Output every line of the data exactly as it appears.

-- Begin --

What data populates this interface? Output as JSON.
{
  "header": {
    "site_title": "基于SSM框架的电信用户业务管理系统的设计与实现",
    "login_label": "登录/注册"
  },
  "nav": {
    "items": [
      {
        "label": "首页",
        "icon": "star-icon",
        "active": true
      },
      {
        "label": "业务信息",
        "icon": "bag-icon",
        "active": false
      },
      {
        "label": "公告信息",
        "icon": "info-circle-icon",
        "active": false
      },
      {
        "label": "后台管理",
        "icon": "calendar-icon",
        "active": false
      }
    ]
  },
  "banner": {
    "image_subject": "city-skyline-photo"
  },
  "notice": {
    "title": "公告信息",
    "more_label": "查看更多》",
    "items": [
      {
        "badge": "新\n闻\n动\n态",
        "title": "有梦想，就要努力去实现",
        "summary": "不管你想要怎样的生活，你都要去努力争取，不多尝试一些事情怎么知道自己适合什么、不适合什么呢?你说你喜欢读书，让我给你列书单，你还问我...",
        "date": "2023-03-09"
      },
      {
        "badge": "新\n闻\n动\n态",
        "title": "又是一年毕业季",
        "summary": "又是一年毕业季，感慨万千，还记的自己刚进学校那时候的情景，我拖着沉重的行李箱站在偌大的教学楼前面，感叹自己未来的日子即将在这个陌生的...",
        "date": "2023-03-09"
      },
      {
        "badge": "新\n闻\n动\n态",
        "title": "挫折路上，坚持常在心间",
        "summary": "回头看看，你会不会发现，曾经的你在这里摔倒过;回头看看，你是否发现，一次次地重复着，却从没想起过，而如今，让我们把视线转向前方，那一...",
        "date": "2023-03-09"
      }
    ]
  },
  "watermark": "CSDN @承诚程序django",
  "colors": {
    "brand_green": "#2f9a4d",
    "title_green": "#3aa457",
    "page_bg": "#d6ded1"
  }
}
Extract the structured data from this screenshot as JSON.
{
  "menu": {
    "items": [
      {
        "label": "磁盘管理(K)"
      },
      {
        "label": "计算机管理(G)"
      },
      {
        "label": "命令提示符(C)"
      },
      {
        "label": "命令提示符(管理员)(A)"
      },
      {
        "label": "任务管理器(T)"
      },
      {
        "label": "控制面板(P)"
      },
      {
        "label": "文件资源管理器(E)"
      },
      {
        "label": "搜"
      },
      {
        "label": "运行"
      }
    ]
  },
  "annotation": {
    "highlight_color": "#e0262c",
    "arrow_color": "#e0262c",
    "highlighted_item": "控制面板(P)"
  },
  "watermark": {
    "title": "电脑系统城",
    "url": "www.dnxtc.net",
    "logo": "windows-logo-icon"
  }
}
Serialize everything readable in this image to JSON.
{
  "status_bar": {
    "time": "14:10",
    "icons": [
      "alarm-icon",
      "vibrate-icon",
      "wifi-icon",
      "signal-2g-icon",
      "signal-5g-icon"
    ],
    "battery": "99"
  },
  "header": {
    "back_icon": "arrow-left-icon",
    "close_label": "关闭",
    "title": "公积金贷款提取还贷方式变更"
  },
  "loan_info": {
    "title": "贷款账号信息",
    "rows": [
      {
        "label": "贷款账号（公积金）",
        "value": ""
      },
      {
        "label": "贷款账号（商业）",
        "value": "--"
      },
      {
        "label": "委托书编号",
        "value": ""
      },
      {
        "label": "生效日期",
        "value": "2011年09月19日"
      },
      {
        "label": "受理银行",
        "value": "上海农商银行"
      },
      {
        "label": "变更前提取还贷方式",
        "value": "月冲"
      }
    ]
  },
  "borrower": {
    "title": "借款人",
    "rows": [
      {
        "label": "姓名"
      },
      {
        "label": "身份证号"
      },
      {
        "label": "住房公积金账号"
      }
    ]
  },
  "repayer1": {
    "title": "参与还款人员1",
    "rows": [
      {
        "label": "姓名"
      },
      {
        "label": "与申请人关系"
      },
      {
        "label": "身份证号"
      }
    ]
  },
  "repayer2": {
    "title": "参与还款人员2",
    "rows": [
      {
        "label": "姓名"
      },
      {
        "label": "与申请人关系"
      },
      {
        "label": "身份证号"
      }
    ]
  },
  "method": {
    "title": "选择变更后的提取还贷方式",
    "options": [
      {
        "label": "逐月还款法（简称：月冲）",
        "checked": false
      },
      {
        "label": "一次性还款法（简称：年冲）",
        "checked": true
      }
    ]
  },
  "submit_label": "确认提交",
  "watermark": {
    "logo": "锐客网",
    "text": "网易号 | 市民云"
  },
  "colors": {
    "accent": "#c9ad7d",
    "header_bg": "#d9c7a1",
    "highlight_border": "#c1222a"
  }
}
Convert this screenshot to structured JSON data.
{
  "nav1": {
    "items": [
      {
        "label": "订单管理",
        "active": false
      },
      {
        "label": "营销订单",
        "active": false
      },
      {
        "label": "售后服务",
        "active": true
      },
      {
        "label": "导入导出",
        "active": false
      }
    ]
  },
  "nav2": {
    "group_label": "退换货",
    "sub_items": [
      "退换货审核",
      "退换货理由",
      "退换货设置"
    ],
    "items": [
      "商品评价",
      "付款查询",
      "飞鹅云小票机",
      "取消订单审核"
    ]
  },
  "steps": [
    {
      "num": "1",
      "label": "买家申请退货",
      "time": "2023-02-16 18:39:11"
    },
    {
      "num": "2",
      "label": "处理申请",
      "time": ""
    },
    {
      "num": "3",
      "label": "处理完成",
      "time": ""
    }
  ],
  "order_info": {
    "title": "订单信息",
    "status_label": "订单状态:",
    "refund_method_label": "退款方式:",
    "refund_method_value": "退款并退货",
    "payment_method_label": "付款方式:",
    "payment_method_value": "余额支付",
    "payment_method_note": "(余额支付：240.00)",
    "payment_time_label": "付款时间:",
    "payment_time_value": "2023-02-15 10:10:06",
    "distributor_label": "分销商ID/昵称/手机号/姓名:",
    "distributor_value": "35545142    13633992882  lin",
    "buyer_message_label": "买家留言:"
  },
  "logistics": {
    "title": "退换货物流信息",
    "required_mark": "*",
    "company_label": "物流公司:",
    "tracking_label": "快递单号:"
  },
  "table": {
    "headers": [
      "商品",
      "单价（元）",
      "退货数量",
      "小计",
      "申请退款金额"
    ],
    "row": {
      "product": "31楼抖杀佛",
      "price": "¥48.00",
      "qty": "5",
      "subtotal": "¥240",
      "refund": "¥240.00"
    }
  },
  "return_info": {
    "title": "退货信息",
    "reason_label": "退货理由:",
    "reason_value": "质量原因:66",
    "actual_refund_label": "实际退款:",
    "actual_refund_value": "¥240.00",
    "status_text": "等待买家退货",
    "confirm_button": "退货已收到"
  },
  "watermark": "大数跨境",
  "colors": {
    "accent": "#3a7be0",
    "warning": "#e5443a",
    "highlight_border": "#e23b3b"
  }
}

-- End --

Answer to this exercise:
What data populates this interface? Output as JSON.
{
  "header": {
    "site_title": "基于SSM框架的电信用户业务管理系统的设计与实现",
    "login_label": "登录/注册"
  },
  "nav": {
    "items": [
      {
        "label": "首页",
        "icon": "star-icon",
        "active": true
      },
      {
        "label": "业务信息",
        "icon": "bag-icon",
        "active": false
      },
      {
        "label": "公告信息",
        "icon": "info-circle-icon",
        "active": false
      },
      {
        "label": "后台管理",
        "icon": "calendar-icon",
        "active": false
      }
    ]
  },
  "banner": {
    "image_subject": "city-skyline-photo"
  },
  "notice": {
    "title": "公告信息",
    "more_label": "查看更多》",
    "items": [
      {
        "badge": "新\n闻\n动\n态",
        "title": "有梦想，就要努力去实现",
        "summary": "不管你想要怎样的生活，你都要去努力争取，不多尝试一些事情怎么知道自己适合什么、不适合什么呢?你说你喜欢读书，让我给你列书单，你还问我...",
        "date": "2023-03-09"
      },
      {
        "badge": "新\n闻\n动\n态",
        "title": "又是一年毕业季",
        "summary": "又是一年毕业季，感慨万千，还记的自己刚进学校那时候的情景，我拖着沉重的行李箱站在偌大的教学楼前面，感叹自己未来的日子即将在这个陌生的...",
        "date": "2023-03-09"
      },
      {
        "badge": "新\n闻\n动\n态",
        "title": "挫折路上，坚持常在心间",
        "summary": "回头看看，你会不会发现，曾经的你在这里摔倒过;回头看看，你是否发现，一次次地重复着，却从没想起过，而如今，让我们把视线转向前方，那一...",
        "date": "2023-03-09"
      }
    ]
  },
  "watermark": "CSDN @承诚程序django",
  "colors": {
    "brand_green": "#2f9a4d",
    "title_green": "#3aa457",
    "page_bg": "#d6ded1"
  }
}
Extract the structured data from this screenshot as JSON.
{
  "menu": {
    "items": [
      {
        "label": "磁盘管理(K)"
      },
      {
        "label": "计算机管理(G)"
      },
      {
        "label": "命令提示符(C)"
      },
      {
        "label": "命令提示符(管理员)(A)"
      },
      {
        "label": "任务管理器(T)"
      },
      {
        "label": "控制面板(P)"
      },
      {
        "label": "文件资源管理器(E)"
      },
      {
        "label": "搜"
      },
      {
        "label": "运行"
      }
    ]
  },
  "annotation": {
    "highlight_color": "#e0262c",
    "arrow_color": "#e0262c",
    "highlighted_item": "控制面板(P)"
  },
  "watermark": {
    "title": "电脑系统城",
    "url": "www.dnxtc.net",
    "logo": "windows-logo-icon"
  }
}
Serialize everything readable in this image to JSON.
{
  "status_bar": {
    "time": "14:10",
    "icons": [
      "alarm-icon",
      "vibrate-icon",
      "wifi-icon",
      "signal-2g-icon",
      "signal-5g-icon"
    ],
    "battery": "99"
  },
  "header": {
    "back_icon": "arrow-left-icon",
    "close_label": "关闭",
    "title": "公积金贷款提取还贷方式变更"
  },
  "loan_info": {
    "title": "贷款账号信息",
    "rows": [
      {
        "label": "贷款账号（公积金）",
        "value": ""
      },
      {
        "label": "贷款账号（商业）",
        "value": "--"
      },
      {
        "label": "委托书编号",
        "value": ""
      },
      {
        "label": "生效日期",
        "value": "2011年09月19日"
      },
      {
        "label": "受理银行",
        "value": "上海农商银行"
      },
      {
        "label": "变更前提取还贷方式",
        "value": "月冲"
      }
    ]
  },
  "borrower": {
    "title": "借款人",
    "rows": [
      {
        "label": "姓名"
      },
      {
        "label": "身份证号"
      },
      {
        "label": "住房公积金账号"
      }
    ]
  },
  "repayer1": {
    "title": "参与还款人员1",
    "rows": [
      {
        "label": "姓名"
      },
      {
        "label": "与申请人关系"
      },
      {
        "label": "身份证号"
      }
    ]
  },
  "repayer2": {
    "title": "参与还款人员2",
    "rows": [
      {
        "label": "姓名"
      },
      {
        "label": "与申请人关系"
      },
      {
        "label": "身份证号"
      }
    ]
  },
  "method": {
    "title": "选择变更后的提取还贷方式",
    "options": [
      {
        "label": "逐月还款法（简称：月冲）",
        "checked": false
      },
      {
        "label": "一次性还款法（简称：年冲）",
        "checked": true
      }
    ]
  },
  "submit_label": "确认提交",
  "watermark": {
    "logo": "锐客网",
    "text": "网易号 | 市民云"
  },
  "colors": {
    "accent": "#c9ad7d",
    "header_bg": "#d9c7a1",
    "highlight_border": "#c1222a"
  }
}
Convert this screenshot to structured JSON data.
{
  "nav1": {
    "items": [
      {
        "label": "订单管理",
        "active": false
      },
      {
        "label": "营销订单",
        "active": false
      },
      {
        "label": "售后服务",
        "active": true
      },
      {
        "label": "导入导出",
        "active": false
      }
    ]
  },
  "nav2": {
    "group_label": "退换货",
    "sub_items": [
      "退换货审核",
      "退换货理由",
      "退换货设置"
    ],
    "items": [
      "商品评价",
      "付款查询",
      "飞鹅云小票机",
      "取消订单审核"
    ]
  },
  "steps": [
    {
      "num": "1",
      "label": "买家申请退货",
      "time": "2023-02-16 18:39:11"
    },
    {
      "num": "2",
      "label": "处理申请",
      "time": ""
    },
    {
      "num": "3",
      "label": "处理完成",
      "time": ""
    }
  ],
  "order_info": {
    "title": "订单信息",
    "status_label": "订单状态:",
    "refund_method_label": "退款方式:",
    "refund_method_value": "退款并退货",
    "payment_method_label": "付款方式:",
    "payment_method_value": "余额支付",
    "payment_method_note": "(余额支付：240.00)",
    "payment_time_label": "付款时间:",
    "payment_time_value": "2023-02-15 10:10:06",
    "distributor_label": "分销商ID/昵称/手机号/姓名:",
    "distributor_value": "35545142    13633992882  lin",
    "buyer_message_label": "买家留言:"
  },
  "logistics": {
    "title": "退换货物流信息",
    "required_mark": "*",
    "company_label": "物流公司:",
    "tracking_label": "快递单号:"
  },
  "table": {
    "headers": [
      "商品",
      "单价（元）",
      "退货数量",
      "小计",
      "申请退款金额"
    ],
    "row": {
      "product": "31楼抖杀佛",
      "price": "¥48.00",
      "qty": "5",
      "subtotal": "¥240",
      "refund": "¥240.00"
    }
  },
  "return_info": {
    "title": "退货信息",
    "reason_label": "退货理由:",
    "reason_value": "质量原因:66",
    "actual_refund_label": "实际退款:",
    "actual_refund_value": "¥240.00",
    "status_text": "等待买家退货",
    "confirm_button": "退货已收到"
  },
  "watermark": "大数跨境",
  "colors": {
    "accent": "#3a7be0",
    "warning": "#e5443a",
    "highlight_border": "#e23b3b"
  }
}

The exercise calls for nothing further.